SOURCE PASSAGE

========================================

Above: This is the main part of the deck. This is where we cook out, sit in the evenings, watch the stars, etc. You can see I’ve replaced three planks here, and done a lot of patching here and there. I bought some uber high-tech deck coating for this section, which requires 4 days to put on, and 7 days of curing. Hence the tarp to make sure it stays dry and out of direct sunlight. Hopefully it will last longer than the 2-3 years we’ve been getting from the paint.

Oh yeah… it has been REAL hot this weekend too. In the 90s, which is very rare here. 😛

Consolation Prizes

I was supposed to go on the Seattle Jaguar Club’s tour to Mt. Rainier today. Unfortunately a household emergency kept me here, and the car in the barn.

So instead I’ll show you some photos from another Consolation Prize trip. A few weeks ago I went up to the Vancouver area to participate in a JCNA slalom event. Unfortunately I never found it, despite driving around the Pitt Meadows and Coquitlam area for quite a while. Oh well. Instead I turned back south and since I had heard they’ve opened the road up to Artist’s Point between Mt. Baker and Mt. Shuksan I figured I’d drive up there. Gorgeous spot.

========================================

PROVIDED DATA
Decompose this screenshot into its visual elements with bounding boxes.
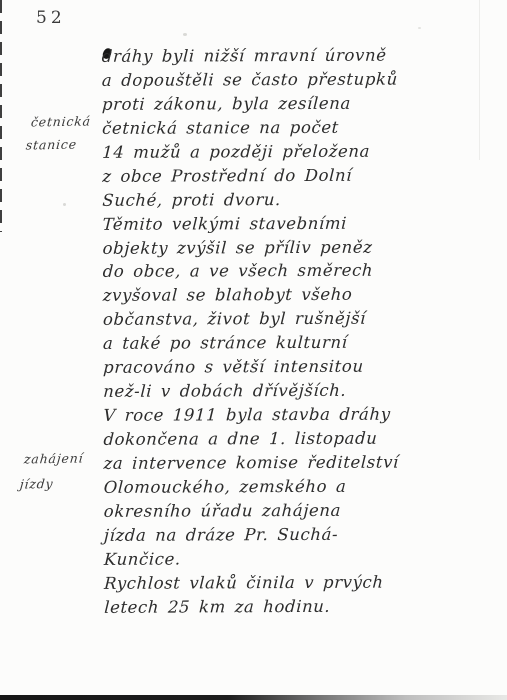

========================================

AIM
Can you copy, word for word, everything in the deck-and-drive passage from "Above: This is" down to "in the barn."?

SOLUTION TO THIS EXERCISE
Above: This is the main part of the deck. This is where we cook out, sit in the evenings, watch the stars, etc. You can see I’ve replaced three planks here, and done a lot of patching here and there. I bought some uber high-tech deck coating for this section, which requires 4 days to put on, and 7 days of curing. Hence the tarp to make sure it stays dry and out of direct sunlight. Hopefully it will last longer than the 2-3 years we’ve been getting from the paint.

Oh yeah… it has been REAL hot this weekend too. In the 90s, which is very rare here. 😛

Consolation Prizes

I was supposed to go on the Seattle Jaguar Club’s tour to Mt. Rainier today. Unfortunately a household emergency kept me here, and the car in the barn.